Problem description
Lines that contain "layers" are to be counted; give only their number.

Start

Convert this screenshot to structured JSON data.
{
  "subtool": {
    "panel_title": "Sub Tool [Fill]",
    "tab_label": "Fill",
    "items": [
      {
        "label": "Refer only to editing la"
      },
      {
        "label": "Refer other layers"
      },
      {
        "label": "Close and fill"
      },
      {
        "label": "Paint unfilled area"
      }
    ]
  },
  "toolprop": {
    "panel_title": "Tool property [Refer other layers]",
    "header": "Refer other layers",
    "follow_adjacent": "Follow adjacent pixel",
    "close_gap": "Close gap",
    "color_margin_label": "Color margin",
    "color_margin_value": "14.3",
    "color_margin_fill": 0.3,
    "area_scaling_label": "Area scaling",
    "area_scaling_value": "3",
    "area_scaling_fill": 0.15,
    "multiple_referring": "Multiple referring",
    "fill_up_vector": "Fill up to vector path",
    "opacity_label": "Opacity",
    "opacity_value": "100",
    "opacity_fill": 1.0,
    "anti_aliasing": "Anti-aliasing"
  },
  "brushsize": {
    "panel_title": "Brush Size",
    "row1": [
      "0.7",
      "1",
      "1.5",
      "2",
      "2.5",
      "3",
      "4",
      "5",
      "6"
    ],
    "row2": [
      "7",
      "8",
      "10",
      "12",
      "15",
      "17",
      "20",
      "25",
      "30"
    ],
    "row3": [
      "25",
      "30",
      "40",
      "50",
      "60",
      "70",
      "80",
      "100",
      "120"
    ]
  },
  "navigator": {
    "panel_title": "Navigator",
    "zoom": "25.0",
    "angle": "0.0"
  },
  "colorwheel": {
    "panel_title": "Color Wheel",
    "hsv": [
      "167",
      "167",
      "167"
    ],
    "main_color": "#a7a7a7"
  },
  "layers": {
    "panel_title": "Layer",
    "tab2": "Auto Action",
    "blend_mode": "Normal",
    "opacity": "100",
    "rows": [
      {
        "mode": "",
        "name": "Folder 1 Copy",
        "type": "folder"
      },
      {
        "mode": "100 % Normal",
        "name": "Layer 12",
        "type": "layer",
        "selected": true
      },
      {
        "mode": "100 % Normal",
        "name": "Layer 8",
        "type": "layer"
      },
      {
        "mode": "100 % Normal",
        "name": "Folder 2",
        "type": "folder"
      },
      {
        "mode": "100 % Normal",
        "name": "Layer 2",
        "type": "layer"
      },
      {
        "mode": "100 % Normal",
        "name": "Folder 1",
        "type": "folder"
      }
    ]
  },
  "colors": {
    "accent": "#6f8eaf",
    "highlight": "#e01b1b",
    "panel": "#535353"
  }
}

End

Expected answer
4